Element-and-box listings

--- start ---

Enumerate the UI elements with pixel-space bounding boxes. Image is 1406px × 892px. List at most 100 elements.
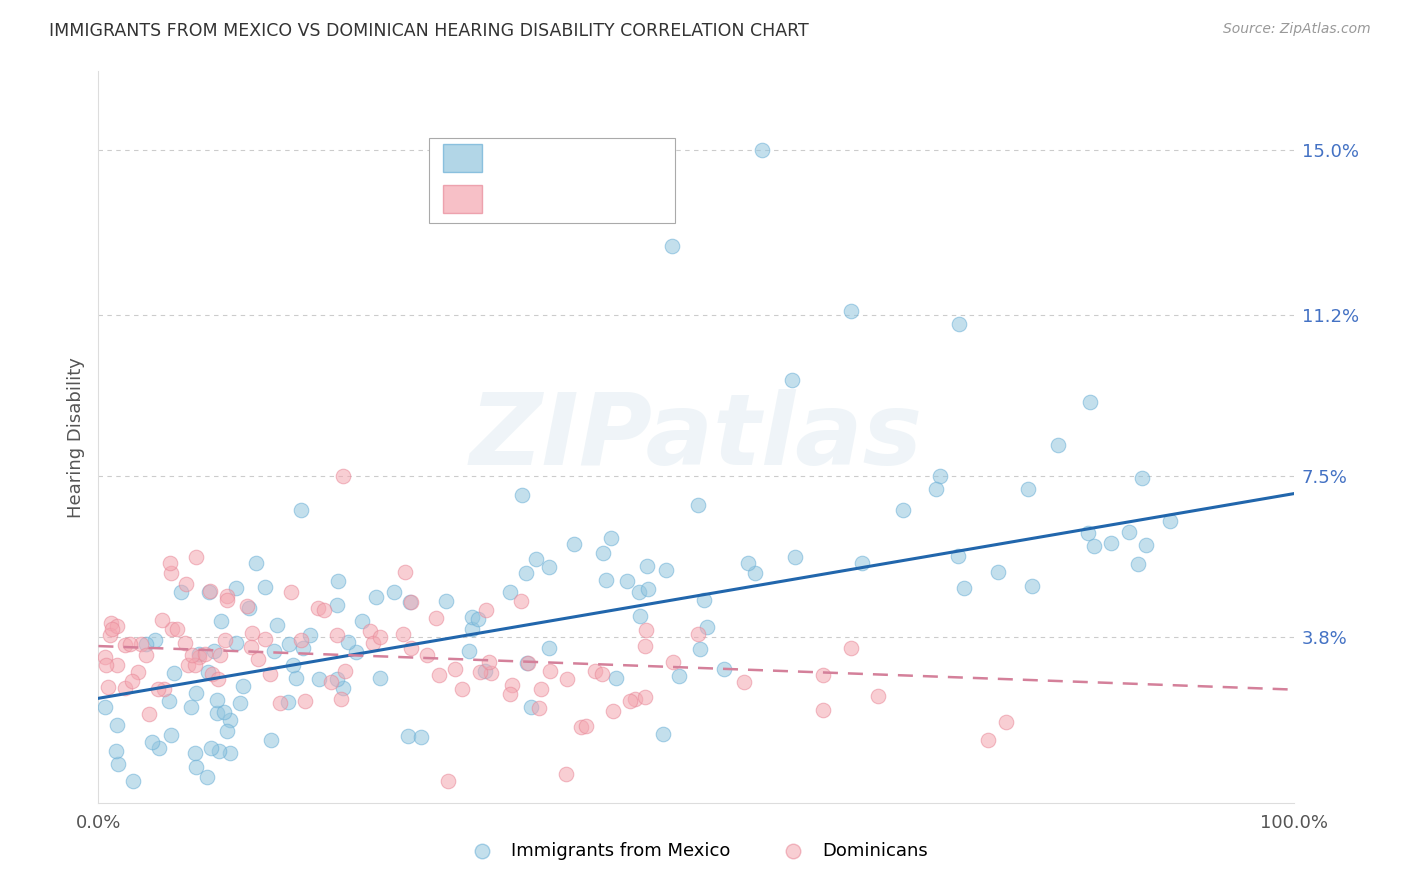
Point — [114, 638, 136, 652]
Point — [160, 728, 183, 742]
Point — [180, 700, 202, 714]
Point — [284, 671, 307, 685]
Text: N =: N = — [589, 149, 638, 167]
Point — [689, 642, 711, 657]
Point — [186, 686, 208, 700]
Point — [225, 636, 247, 650]
Point — [925, 483, 948, 497]
Point — [337, 635, 360, 649]
Point — [238, 601, 260, 615]
Point — [202, 644, 225, 658]
Point — [562, 537, 585, 551]
Point — [555, 766, 578, 780]
Point — [1118, 524, 1140, 539]
Point — [399, 641, 422, 656]
Point — [893, 503, 915, 517]
Point — [321, 675, 343, 690]
Point — [633, 639, 655, 653]
Point — [668, 669, 690, 683]
Point — [94, 657, 117, 672]
Point — [298, 628, 321, 642]
Point — [335, 665, 357, 679]
Point — [146, 682, 169, 697]
Point — [197, 665, 219, 679]
Point — [751, 143, 773, 157]
Point — [1135, 538, 1157, 552]
Point — [236, 599, 259, 614]
Point — [184, 657, 207, 672]
Point — [744, 566, 766, 581]
Point — [416, 648, 439, 662]
Point — [479, 665, 502, 680]
Point — [946, 549, 969, 563]
Point — [198, 584, 221, 599]
Point — [458, 643, 481, 657]
Point — [153, 682, 176, 697]
Point — [361, 636, 384, 650]
Point — [654, 563, 676, 577]
Point — [195, 771, 218, 785]
Point — [637, 582, 659, 596]
Point — [326, 628, 349, 642]
Text: IMMIGRANTS FROM MEXICO VS DOMINICAN HEARING DISABILITY CORRELATION CHART: IMMIGRANTS FROM MEXICO VS DOMINICAN HEAR… — [49, 22, 808, 40]
Point — [995, 714, 1018, 729]
Point — [105, 718, 128, 732]
Point — [187, 647, 209, 661]
Point — [308, 672, 330, 686]
Point — [1126, 557, 1149, 571]
Point — [209, 648, 232, 662]
Point — [107, 756, 129, 771]
Point — [686, 627, 709, 641]
Point — [851, 556, 873, 570]
Point — [537, 640, 560, 655]
Point — [785, 550, 807, 565]
Point — [475, 603, 498, 617]
Text: R =: R = — [494, 190, 531, 208]
Point — [1017, 483, 1039, 497]
Point — [217, 589, 239, 603]
Point — [591, 667, 613, 681]
Point — [344, 645, 367, 659]
Point — [811, 703, 834, 717]
Point — [141, 735, 163, 749]
Point — [569, 720, 592, 734]
Text: 121: 121 — [638, 149, 675, 167]
Point — [266, 618, 288, 632]
Point — [170, 585, 193, 599]
Point — [434, 593, 457, 607]
Point — [427, 668, 450, 682]
Point — [350, 614, 373, 628]
Point — [1080, 395, 1102, 409]
Point — [277, 695, 299, 709]
Point — [696, 620, 718, 634]
Point — [516, 656, 538, 670]
Point — [183, 746, 205, 760]
Point — [240, 640, 263, 654]
Point — [628, 585, 651, 599]
Point — [207, 672, 229, 686]
Point — [104, 744, 127, 758]
Point — [634, 690, 657, 704]
Point — [384, 585, 406, 599]
Point — [510, 488, 533, 502]
Point — [370, 671, 392, 685]
Point — [314, 603, 336, 617]
Point — [953, 581, 976, 595]
Point — [326, 574, 349, 588]
Point — [394, 565, 416, 579]
Point — [184, 760, 207, 774]
Point — [538, 560, 561, 574]
Point — [733, 675, 755, 690]
Point — [200, 667, 222, 681]
Point — [294, 694, 316, 708]
Point — [245, 556, 267, 570]
Point — [157, 694, 180, 708]
Point — [392, 627, 415, 641]
Point — [292, 640, 315, 655]
Point — [107, 619, 129, 633]
Point — [176, 658, 198, 673]
Point — [928, 468, 950, 483]
Text: 100: 100 — [638, 190, 675, 208]
Point — [529, 701, 551, 715]
Point — [217, 723, 239, 738]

--- end ---

▸ **SET EXERCISE**: Please rewrite the lines of the rows above as a numbered list, starting at the line that contains "Point — [114, 638, 136, 652]" and ending at the line that contains "Point — [479, 665, 502, 680]", leaving out any blank lines.

▸ **SOLUTION TO THE EXERCISE**:
1. Point — [114, 638, 136, 652]
2. Point — [160, 728, 183, 742]
3. Point — [180, 700, 202, 714]
4. Point — [284, 671, 307, 685]
5. Text: N =: N = — [589, 149, 638, 167]
6. Point — [689, 642, 711, 657]
7. Point — [186, 686, 208, 700]
8. Point — [225, 636, 247, 650]
9. Point — [925, 483, 948, 497]
10. Point — [337, 635, 360, 649]
11. Point — [238, 601, 260, 615]
12. Point — [202, 644, 225, 658]
13. Point — [562, 537, 585, 551]
14. Point — [555, 766, 578, 780]
15. Point — [1118, 524, 1140, 539]
16. Point — [399, 641, 422, 656]
17. Point — [893, 503, 915, 517]
18. Point — [321, 675, 343, 690]
19. Point — [633, 639, 655, 653]
20. Point — [668, 669, 690, 683]
21. Point — [94, 657, 117, 672]
22. Point — [298, 628, 321, 642]
23. Point — [335, 665, 357, 679]
24. Point — [146, 682, 169, 697]
25. Point — [197, 665, 219, 679]
26. Point — [751, 143, 773, 157]
27. Point — [1135, 538, 1157, 552]
28. Point — [236, 599, 259, 614]
29. Point — [184, 657, 207, 672]
30. Point — [744, 566, 766, 581]
31. Point — [416, 648, 439, 662]
32. Point — [479, 665, 502, 680]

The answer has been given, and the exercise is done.